**Task goal**. Render the material again word for word, skipping the pictures in it.

— Start of Record excerpts —

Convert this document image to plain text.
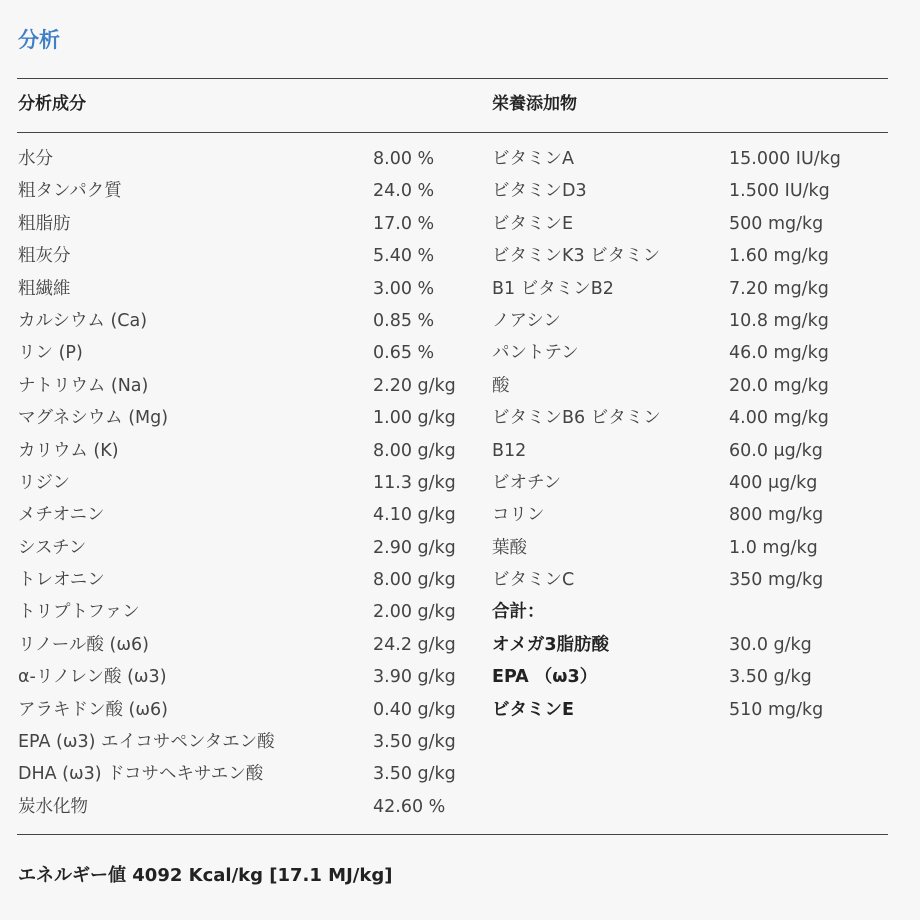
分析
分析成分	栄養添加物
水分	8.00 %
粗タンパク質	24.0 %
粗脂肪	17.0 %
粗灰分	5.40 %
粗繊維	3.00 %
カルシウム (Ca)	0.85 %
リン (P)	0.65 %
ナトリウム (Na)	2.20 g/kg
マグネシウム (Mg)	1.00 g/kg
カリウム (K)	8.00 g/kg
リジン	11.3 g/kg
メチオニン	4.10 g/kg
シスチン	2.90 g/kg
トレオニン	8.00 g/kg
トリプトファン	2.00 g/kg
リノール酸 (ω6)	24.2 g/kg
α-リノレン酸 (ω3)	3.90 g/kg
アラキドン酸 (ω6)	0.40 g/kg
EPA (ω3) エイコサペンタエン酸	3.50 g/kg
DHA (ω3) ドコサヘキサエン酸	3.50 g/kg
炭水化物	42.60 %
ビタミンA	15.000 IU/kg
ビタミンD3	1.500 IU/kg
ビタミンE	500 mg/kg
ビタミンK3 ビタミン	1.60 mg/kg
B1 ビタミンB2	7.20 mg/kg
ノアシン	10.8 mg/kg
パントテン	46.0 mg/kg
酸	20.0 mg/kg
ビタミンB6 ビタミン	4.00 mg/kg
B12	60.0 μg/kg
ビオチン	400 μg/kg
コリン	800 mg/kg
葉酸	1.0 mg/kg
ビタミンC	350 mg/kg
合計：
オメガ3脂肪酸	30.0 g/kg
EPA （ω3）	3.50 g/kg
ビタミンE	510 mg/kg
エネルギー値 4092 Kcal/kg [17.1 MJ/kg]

— End of Record excerpts —

**Answer to the exercise**.
Convert this document image to plain text.
分析
分析成分	栄養添加物
水分	8.00 %
粗タンパク質	24.0 %
粗脂肪	17.0 %
粗灰分	5.40 %
粗繊維	3.00 %
カルシウム (Ca)	0.85 %
リン (P)	0.65 %
ナトリウム (Na)	2.20 g/kg
マグネシウム (Mg)	1.00 g/kg
カリウム (K)	8.00 g/kg
リジン	11.3 g/kg
メチオニン	4.10 g/kg
シスチン	2.90 g/kg
トレオニン	8.00 g/kg
トリプトファン	2.00 g/kg
リノール酸 (ω6)	24.2 g/kg
α-リノレン酸 (ω3)	3.90 g/kg
アラキドン酸 (ω6)	0.40 g/kg
EPA (ω3) エイコサペンタエン酸	3.50 g/kg
DHA (ω3) ドコサヘキサエン酸	3.50 g/kg
炭水化物	42.60 %
ビタミンA	15.000 IU/kg
ビタミンD3	1.500 IU/kg
ビタミンE	500 mg/kg
ビタミンK3 ビタミン	1.60 mg/kg
B1 ビタミンB2	7.20 mg/kg
ノアシン	10.8 mg/kg
パントテン	46.0 mg/kg
酸	20.0 mg/kg
ビタミンB6 ビタミン	4.00 mg/kg
B12	60.0 μg/kg
ビオチン	400 μg/kg
コリン	800 mg/kg
葉酸	1.0 mg/kg
ビタミンC	350 mg/kg
合計：
オメガ3脂肪酸	30.0 g/kg
EPA （ω3）	3.50 g/kg
ビタミンE	510 mg/kg
エネルギー値 4092 Kcal/kg [17.1 MJ/kg]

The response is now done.